**Problem to work on**.
Set out each line from the following listing that includes the word "полное".

**Material for this task**.
○ ○ ○ ○ ○

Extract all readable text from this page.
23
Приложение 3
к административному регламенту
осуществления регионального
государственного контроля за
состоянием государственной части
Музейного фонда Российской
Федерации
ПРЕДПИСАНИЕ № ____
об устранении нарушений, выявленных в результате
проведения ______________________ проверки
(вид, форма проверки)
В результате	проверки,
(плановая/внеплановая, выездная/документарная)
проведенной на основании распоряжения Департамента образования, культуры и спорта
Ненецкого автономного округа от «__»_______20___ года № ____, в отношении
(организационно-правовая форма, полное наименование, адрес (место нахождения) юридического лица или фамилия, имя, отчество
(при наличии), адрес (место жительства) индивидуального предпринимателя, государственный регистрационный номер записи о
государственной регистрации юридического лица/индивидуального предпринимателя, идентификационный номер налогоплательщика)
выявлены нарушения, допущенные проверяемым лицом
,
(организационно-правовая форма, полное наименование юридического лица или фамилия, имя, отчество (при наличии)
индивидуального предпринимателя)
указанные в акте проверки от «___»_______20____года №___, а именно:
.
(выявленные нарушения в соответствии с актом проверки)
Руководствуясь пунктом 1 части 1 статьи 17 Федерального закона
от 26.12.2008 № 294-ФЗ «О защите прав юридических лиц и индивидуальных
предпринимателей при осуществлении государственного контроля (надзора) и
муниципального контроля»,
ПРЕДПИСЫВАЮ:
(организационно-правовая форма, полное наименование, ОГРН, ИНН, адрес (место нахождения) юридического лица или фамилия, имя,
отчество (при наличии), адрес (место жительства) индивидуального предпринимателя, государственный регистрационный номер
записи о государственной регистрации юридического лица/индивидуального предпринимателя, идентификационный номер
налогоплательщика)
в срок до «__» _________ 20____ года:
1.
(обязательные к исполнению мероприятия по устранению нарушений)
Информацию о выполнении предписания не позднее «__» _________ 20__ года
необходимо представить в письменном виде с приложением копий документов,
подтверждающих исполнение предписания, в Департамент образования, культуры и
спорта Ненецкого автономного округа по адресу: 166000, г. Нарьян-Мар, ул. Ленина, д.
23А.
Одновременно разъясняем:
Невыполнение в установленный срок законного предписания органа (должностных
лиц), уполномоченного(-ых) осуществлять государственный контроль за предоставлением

○ ○ ○ ○ ○

**Answer to this task**.
(организационно-правовая форма, полное наименование, адрес (место нахождения) юридического лица или фамилия, имя, отчество
(организационно-правовая форма, полное наименование юридического лица или фамилия, имя, отчество (при наличии)
(организационно-правовая форма, полное наименование, ОГРН, ИНН, адрес (место нахождения) юридического лица или фамилия, имя,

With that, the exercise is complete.